## Exercise prompt
Copy the material below verbatim, from its first line up to and including the line with "other: 历史数据 (464, 597, 488, 621)".

## Data entries
* * *

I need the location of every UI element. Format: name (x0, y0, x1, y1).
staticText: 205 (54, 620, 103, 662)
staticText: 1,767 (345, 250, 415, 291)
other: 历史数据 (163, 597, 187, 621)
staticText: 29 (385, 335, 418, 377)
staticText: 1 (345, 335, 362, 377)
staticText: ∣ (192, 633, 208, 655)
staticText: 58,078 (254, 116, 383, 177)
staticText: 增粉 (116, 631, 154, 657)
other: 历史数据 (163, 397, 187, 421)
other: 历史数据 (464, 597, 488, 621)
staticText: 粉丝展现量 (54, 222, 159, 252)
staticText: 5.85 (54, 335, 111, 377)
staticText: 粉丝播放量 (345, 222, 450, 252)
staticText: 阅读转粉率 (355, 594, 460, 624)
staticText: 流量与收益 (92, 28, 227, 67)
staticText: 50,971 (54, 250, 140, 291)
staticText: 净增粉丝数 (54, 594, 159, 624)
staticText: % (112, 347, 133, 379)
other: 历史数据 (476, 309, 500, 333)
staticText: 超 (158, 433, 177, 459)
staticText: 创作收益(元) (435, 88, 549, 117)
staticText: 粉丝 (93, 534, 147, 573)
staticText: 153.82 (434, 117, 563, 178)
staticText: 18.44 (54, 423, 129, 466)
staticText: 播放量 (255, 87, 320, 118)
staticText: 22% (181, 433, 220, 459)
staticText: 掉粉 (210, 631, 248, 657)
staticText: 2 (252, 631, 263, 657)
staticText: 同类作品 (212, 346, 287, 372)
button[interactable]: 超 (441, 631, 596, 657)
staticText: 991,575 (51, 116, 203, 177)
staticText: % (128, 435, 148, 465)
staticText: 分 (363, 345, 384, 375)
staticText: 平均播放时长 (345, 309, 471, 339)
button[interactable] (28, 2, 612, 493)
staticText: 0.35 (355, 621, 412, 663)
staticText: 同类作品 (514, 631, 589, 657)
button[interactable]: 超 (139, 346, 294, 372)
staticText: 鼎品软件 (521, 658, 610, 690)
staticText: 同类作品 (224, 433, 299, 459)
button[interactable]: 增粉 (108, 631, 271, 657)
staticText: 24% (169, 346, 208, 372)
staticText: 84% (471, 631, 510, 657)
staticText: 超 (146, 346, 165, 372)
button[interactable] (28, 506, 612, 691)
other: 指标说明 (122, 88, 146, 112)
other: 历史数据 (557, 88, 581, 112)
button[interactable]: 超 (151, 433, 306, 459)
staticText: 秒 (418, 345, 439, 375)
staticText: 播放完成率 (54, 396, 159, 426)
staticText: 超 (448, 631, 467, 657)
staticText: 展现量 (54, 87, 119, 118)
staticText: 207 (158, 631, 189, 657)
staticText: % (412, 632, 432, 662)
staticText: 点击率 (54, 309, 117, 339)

* * *

## Correct result
I need the location of every UI element. Format: name (x0, y0, x1, y1).
staticText: 205 (54, 620, 103, 662)
staticText: 1,767 (345, 250, 415, 291)
other: 历史数据 (163, 597, 187, 621)
staticText: 29 (385, 335, 418, 377)
staticText: 1 (345, 335, 362, 377)
staticText: ∣ (192, 633, 208, 655)
staticText: 58,078 (254, 116, 383, 177)
staticText: 增粉 (116, 631, 154, 657)
other: 历史数据 (163, 397, 187, 421)
other: 历史数据 (464, 597, 488, 621)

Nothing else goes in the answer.